- _Written exercise_
Restate the data below word for word. Skip any images it contains.

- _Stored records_
----------------
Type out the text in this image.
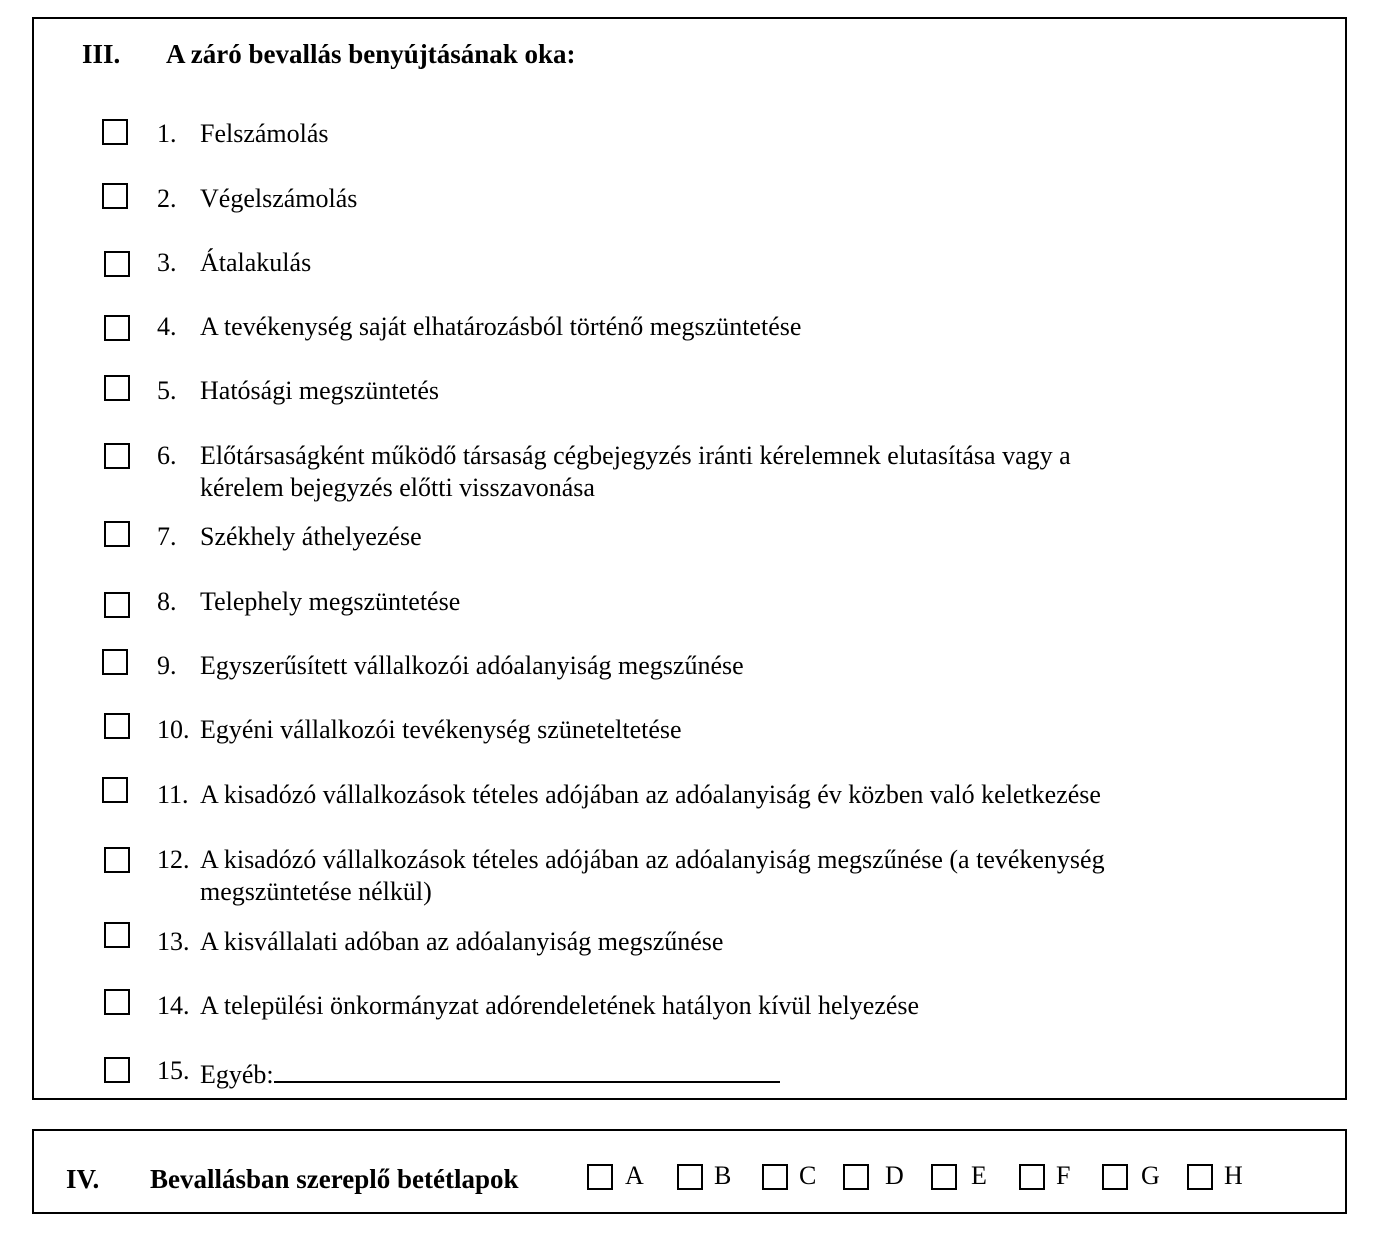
III. A záró bevallás benyújtásának oka:
1. Felszámolás
2. Végelszámolás
3. Átalakulás
4. A tevékenység saját elhatározásból történő megszüntetése
5. Hatósági megszüntetés
6. Előtársaságként működő társaság cégbejegyzés iránti kérelemnek elutasítása vagy a
kérelem bejegyzés előtti visszavonása
7. Székhely áthelyezése
8. Telephely megszüntetése
9. Egyszerűsített vállalkozói adóalanyiság megszűnése
10. Egyéni vállalkozói tevékenység szüneteltetése
11. A kisadózó vállalkozások tételes adójában az adóalanyiság év közben való keletkezése
12. A kisadózó vállalkozások tételes adójában az adóalanyiság megszűnése (a tevékenység
megszüntetése nélkül)
13. A kisvállalati adóban az adóalanyiság megszűnése
14. A települési önkormányzat adórendeletének hatályon kívül helyezése
15. Egyéb:
IV. Bevallásban szereplő betétlapok	A	B	C	D	E	F	G H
----------------
- _Solution_
Type out the text in this image.
III. A záró bevallás benyújtásának oka:
1. Felszámolás
2. Végelszámolás
3. Átalakulás
4. A tevékenység saját elhatározásból történő megszüntetése
5. Hatósági megszüntetés
6. Előtársaságként működő társaság cégbejegyzés iránti kérelemnek elutasítása vagy a
kérelem bejegyzés előtti visszavonása
7. Székhely áthelyezése
8. Telephely megszüntetése
9. Egyszerűsített vállalkozói adóalanyiság megszűnése
10. Egyéni vállalkozói tevékenység szüneteltetése
11. A kisadózó vállalkozások tételes adójában az adóalanyiság év közben való keletkezése
12. A kisadózó vállalkozások tételes adójában az adóalanyiság megszűnése (a tevékenység
megszüntetése nélkül)
13. A kisvállalati adóban az adóalanyiság megszűnése
14. A települési önkormányzat adórendeletének hatályon kívül helyezése
15. Egyéb:
IV. Bevallásban szereplő betétlapok	A	B	C	D	E	F	G H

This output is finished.